# EXERCISE DIRECTIONS
Please answer from the text on Covid rules: what is the spectator cap for the Alte Försterei stadium?

# SUPPLIED TEXT
====
He explained after the meeting that these measures should slow the increase in Covid-19 infection rates, which was important as “the situation had, unfortunately, deteriorated over the past weeks”, according to media reports.

READ ALSO: Tougher Covid measures needed to stop 100,000 more deaths, warns top German virologist

Essentially, the new rules exclude from much of public life anyone who cannot show proof of vaccination or recovery from Covid-19. You’ll find more details of how different sectors are affected below.

If you haven’t been vaccinated or recovered (2G – geimpft (vaccinated) or genesen (recovered)) from Covid-19, then you can only go into shops for essential supplies, i.e. food shopping in supermarkets or to drugstores and pharmacies.

Many – but not all – of the rules for shopping are the same as those passed in the neighbouring state of Brandenburg in order to avoid promoting ‘shopping tourism’ with different restrictions in different states.

2G applies here, too, as well as the requirement to wear a mask with most places now no longer accepting a negative test for entry. Only minors are exempt from this requirement.

Sport, culture, clubs
Indoor sports halls will off-limits to anyone who hasn’t  been vaccinated or can’t show proof of recovery from Covid-19. 2G is also in force for cultural events, such as plays and concerts, where there’s also a requirement to wear a mask. 

In places where mask-wearing isn’t possible, such as dance clubs, then a negative test and social distancing are required (capacity is capped at 50 percent of the maximum).

Restaurants, bars, pubs (indoors)
You have to wear a mask in all of these places when you come in, leave or move around. You can only take your mask off while you’re sat down. 2G rules also apply here.

Hotels and other types of accommodation 
Restrictions are tougher here, too, with 2G now in force. This means that unvaccinated people can no longer get a room, even if they have a negative test.

For close-contact services, such as hairdressers and beauticians, it’s up to the service providers themselves to decide whether they require customers to wear masks or a negative test.

Football matches and other large-scale events
Rules have changed here, too. From December 1st, capacity will be limited to 5,000 people plus 50 percent of the total potential stadium or arena capacity. And only those who’ve been vaccinated or have recovered from Covid-19 will be allowed in. Masks are also compulsory.

For the Olympic Stadium, this means capacity will be capped at 42,000 spectators and 16,000 for the Alte Försterei stadium.
====
# DATASET RECORDS
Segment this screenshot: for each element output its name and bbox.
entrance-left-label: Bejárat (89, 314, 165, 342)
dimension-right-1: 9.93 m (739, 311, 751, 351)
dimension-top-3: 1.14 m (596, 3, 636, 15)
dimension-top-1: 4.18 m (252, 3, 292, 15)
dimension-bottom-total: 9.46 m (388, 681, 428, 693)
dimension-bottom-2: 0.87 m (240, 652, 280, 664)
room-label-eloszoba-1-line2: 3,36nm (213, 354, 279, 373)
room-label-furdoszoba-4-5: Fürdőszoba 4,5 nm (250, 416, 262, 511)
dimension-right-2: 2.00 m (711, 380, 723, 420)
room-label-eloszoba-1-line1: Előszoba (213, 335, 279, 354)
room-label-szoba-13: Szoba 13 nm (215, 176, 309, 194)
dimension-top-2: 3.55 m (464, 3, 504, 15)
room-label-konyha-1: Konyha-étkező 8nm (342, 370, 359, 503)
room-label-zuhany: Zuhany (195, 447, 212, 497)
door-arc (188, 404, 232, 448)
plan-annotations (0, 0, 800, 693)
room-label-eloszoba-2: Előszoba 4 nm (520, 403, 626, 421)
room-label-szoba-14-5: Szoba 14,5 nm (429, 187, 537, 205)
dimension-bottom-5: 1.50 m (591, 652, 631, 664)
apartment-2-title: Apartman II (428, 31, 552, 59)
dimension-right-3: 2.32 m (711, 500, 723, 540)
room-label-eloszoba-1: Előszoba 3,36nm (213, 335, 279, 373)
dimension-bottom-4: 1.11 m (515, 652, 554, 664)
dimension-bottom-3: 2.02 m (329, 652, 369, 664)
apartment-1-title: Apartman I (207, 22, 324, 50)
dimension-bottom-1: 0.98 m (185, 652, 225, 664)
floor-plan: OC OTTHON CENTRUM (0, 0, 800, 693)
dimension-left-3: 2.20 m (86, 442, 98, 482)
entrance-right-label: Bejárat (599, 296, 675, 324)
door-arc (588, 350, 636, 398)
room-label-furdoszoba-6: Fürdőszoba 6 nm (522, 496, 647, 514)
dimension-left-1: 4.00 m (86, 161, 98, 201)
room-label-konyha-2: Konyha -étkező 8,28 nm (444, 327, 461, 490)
====
# ANSWER TO THIS PROBLEM
16,000 spectators.